OBJECTIVE> Please print all of the material below, word for word.

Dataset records
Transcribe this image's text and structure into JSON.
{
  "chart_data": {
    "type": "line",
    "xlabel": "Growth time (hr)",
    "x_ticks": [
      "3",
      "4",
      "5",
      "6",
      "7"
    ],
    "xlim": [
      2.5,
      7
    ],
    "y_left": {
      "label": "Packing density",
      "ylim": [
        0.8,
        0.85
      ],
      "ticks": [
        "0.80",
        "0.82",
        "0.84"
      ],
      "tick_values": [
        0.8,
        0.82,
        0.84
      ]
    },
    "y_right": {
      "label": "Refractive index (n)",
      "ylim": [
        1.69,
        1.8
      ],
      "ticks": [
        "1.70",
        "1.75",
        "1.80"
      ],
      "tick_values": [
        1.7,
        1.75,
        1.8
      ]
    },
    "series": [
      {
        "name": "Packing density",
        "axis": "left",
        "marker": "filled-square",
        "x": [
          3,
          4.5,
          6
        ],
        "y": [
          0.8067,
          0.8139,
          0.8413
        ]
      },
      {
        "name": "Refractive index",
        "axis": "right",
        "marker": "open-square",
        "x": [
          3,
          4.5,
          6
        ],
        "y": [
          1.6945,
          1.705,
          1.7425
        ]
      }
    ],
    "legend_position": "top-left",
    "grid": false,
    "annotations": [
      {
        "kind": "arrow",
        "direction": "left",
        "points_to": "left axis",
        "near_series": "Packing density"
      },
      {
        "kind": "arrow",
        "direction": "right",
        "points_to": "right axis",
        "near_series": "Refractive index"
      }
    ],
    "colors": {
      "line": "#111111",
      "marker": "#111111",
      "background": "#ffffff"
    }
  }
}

TASK RESULT>
Transcribe this image's text and structure into JSON.
{
  "chart_data": {
    "type": "line",
    "xlabel": "Growth time (hr)",
    "x_ticks": [
      "3",
      "4",
      "5",
      "6",
      "7"
    ],
    "xlim": [
      2.5,
      7
    ],
    "y_left": {
      "label": "Packing density",
      "ylim": [
        0.8,
        0.85
      ],
      "ticks": [
        "0.80",
        "0.82",
        "0.84"
      ],
      "tick_values": [
        0.8,
        0.82,
        0.84
      ]
    },
    "y_right": {
      "label": "Refractive index (n)",
      "ylim": [
        1.69,
        1.8
      ],
      "ticks": [
        "1.70",
        "1.75",
        "1.80"
      ],
      "tick_values": [
        1.7,
        1.75,
        1.8
      ]
    },
    "series": [
      {
        "name": "Packing density",
        "axis": "left",
        "marker": "filled-square",
        "x": [
          3,
          4.5,
          6
        ],
        "y": [
          0.8067,
          0.8139,
          0.8413
        ]
      },
      {
        "name": "Refractive index",
        "axis": "right",
        "marker": "open-square",
        "x": [
          3,
          4.5,
          6
        ],
        "y": [
          1.6945,
          1.705,
          1.7425
        ]
      }
    ],
    "legend_position": "top-left",
    "grid": false,
    "annotations": [
      {
        "kind": "arrow",
        "direction": "left",
        "points_to": "left axis",
        "near_series": "Packing density"
      },
      {
        "kind": "arrow",
        "direction": "right",
        "points_to": "right axis",
        "near_series": "Refractive index"
      }
    ],
    "colors": {
      "line": "#111111",
      "marker": "#111111",
      "background": "#ffffff"
    }
  }
}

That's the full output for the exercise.